税務相談は時代を移す鏡である

 2021年02月01日

(第561号掲載

税務相談は時代を移す鏡である、というのは言い過ぎだろうか。

 今年も東京国税局が設置する確定申告電話相談センターでの相談業務に従事している。東京国税局管内の個人から寄せられる所得税、消費税、贈与税に関する質問に回答する。1月の中旬から執筆時点までに300件以上の相談に対応して感じたことを共有したい。

 サラリーマンの確定申告の二大事由である医療費控除と住宅ローン控除の相談が多いのは例年どおりである。医療費控除では介護関連の相談が比較的多い。新型コロナウイルスへの感染を危惧した受診控え等から医療費全体の支出は減る一方で、介護関連の支出は減らず、結果として浮かび上がったと考えられる。住宅ローン控除では、中古住宅と増改築の相談が増えた。緊急事態宣言下で在宅ワーク等が浸透し、独立したワークスペースなどを備えた新たな住宅需要が喚起されたのかも知れない。

 高齢の中途退職者からの相談も目立つ。定年退職者だけではなく、継続雇用と思しき年齢の人からの相談も多い。年金受給者であることから一定の生活保障があるため、コスト削減の調整弁となったかたちであろうか。

副業の相談も増えた。Uber Eatsを始めた人の相談は特に多い。話を聞く限り、全く儲かっていない。儲けているのは低コストでテイクアウトを始められる飲食店とUberなどの仲介者だ。その皺寄せ一身に受け止めているのが個人事業主である配達員である。個人事業主であることをいいことに最低時給以下の条件で働いている。ワーキングプアの温床と言っていい。

_元データ_.
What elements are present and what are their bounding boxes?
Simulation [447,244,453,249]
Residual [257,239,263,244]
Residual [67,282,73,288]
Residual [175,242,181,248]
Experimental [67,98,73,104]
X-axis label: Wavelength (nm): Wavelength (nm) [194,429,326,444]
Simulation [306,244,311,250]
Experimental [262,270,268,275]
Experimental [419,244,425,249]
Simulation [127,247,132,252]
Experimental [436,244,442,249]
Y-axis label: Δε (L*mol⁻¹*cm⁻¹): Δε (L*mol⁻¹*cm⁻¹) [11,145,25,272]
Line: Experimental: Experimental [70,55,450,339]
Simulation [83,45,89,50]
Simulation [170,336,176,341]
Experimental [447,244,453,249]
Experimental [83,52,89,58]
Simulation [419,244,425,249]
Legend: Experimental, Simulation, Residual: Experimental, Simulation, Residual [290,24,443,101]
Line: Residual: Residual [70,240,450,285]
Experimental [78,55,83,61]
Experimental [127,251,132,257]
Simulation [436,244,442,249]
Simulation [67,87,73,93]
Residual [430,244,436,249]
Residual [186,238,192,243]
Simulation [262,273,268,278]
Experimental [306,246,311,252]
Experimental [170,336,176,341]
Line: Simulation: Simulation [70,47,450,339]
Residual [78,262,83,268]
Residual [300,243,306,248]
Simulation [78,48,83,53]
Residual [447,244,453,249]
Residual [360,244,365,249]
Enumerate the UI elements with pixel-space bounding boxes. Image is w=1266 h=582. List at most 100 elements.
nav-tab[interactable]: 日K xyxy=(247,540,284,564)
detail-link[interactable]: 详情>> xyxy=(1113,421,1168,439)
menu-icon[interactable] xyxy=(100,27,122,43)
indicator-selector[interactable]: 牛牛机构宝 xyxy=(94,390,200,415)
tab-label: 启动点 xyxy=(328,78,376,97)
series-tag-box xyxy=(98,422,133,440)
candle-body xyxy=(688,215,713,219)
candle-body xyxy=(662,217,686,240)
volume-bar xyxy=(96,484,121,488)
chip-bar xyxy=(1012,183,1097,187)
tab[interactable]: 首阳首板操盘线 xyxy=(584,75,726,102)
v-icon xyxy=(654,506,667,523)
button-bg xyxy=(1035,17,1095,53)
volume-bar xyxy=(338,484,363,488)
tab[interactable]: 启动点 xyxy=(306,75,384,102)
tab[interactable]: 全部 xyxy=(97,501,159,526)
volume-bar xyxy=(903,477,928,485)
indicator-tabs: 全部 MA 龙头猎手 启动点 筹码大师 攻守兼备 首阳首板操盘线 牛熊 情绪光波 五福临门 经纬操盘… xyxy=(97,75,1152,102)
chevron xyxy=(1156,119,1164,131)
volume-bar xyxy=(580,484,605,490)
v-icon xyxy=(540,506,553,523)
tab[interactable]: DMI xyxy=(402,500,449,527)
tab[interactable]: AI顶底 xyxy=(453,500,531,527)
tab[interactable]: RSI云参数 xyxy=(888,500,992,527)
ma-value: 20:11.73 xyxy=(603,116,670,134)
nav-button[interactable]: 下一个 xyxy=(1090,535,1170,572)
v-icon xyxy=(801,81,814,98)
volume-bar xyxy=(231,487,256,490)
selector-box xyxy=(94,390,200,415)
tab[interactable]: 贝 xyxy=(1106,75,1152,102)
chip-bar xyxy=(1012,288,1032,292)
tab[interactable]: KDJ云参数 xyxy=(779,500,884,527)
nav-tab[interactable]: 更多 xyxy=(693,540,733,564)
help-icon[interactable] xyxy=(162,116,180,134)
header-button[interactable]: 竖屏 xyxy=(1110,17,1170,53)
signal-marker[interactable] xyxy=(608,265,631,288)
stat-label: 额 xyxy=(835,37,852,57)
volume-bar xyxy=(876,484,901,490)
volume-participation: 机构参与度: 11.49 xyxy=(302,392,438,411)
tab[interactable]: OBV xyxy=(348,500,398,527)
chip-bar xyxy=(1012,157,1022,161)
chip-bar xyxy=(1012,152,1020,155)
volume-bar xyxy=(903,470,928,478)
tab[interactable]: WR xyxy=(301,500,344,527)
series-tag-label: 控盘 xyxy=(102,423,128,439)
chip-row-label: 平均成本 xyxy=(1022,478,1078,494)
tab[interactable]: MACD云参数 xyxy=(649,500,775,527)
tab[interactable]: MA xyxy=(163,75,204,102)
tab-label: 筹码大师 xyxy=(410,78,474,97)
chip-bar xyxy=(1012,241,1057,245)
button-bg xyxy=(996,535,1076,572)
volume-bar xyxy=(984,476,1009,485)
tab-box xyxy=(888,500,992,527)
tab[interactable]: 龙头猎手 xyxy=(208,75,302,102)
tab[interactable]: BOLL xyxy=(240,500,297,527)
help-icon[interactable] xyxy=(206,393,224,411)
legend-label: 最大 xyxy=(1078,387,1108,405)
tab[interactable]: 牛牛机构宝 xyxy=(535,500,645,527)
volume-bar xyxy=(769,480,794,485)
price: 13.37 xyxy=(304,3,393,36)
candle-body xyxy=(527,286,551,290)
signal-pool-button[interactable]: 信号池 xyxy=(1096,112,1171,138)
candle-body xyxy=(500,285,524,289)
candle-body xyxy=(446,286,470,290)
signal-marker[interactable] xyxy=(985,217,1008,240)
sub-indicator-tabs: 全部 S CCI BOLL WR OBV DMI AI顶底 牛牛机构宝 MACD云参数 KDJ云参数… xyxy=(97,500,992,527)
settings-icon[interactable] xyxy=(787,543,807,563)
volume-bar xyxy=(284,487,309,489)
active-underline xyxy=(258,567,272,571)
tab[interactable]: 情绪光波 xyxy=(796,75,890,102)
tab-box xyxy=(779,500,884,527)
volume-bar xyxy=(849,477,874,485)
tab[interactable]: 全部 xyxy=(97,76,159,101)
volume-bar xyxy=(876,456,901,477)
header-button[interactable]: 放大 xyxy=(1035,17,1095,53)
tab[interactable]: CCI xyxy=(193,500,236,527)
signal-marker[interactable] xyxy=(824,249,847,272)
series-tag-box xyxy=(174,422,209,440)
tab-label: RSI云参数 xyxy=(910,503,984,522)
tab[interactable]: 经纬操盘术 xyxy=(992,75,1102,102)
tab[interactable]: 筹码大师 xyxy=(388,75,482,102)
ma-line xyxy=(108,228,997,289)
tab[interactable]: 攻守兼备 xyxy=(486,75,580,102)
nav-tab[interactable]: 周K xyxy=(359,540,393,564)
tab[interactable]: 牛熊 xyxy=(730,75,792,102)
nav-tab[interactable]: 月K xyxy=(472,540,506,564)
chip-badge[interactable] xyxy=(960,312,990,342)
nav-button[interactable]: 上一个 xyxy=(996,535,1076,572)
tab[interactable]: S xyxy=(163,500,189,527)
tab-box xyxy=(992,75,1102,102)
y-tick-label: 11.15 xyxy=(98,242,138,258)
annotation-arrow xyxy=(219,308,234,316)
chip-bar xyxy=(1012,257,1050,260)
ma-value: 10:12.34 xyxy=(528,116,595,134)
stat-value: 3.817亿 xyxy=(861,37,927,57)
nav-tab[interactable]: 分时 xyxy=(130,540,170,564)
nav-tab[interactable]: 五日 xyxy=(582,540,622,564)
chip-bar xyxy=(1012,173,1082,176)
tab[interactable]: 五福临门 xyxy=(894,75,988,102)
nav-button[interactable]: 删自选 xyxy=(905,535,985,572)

_作業指示_.
a: 税務相談の文章によると、住宅ローン控除ではどのような相談が増えましたか。
b: 税務相談の文章を、最後の文の次から書き継いでください。
記録は税務相談の文章とは別の資料です。

_課題ごとの回答_.
a: 中古住宅と増改築の相談が増えました。

b:
その一方で、給与収入が1,500万円~2,500万円という人からの相談も増えた。試しに国税庁の「民間給与実態統計調査(平成元年分)」を覗いてみると、果たしてこの層の給与所得者は年々増えていることが確認できる。日本の伝統的富裕層と言えば、地主と医師と企業経営者であるが、サラリーマンでも富裕層の仲間入りができる環境が整ってきた。アフターコロナの財政健全化において、経済の活性化に貢献してもらえると有難い。

 今年は新型コロナウイルス感染拡大の影響で税理士による無料相談の多くが中止となった。税務署の確定申告作成会場も当日に入場整理券を配布する方式や対話アプリLINEで予約する方式を採っているが、遠方に住んでいたり、スマートフォンを持っていない高齢者にとっては酷であり、多くの申告難民が発生すると思われる。計らずも申告納税方式がどうあるべきか、もう一度考え直す良い機会になるのではないだろうか。春の来ない冬はない。その日に向けて、知恵を蓄えておきたい。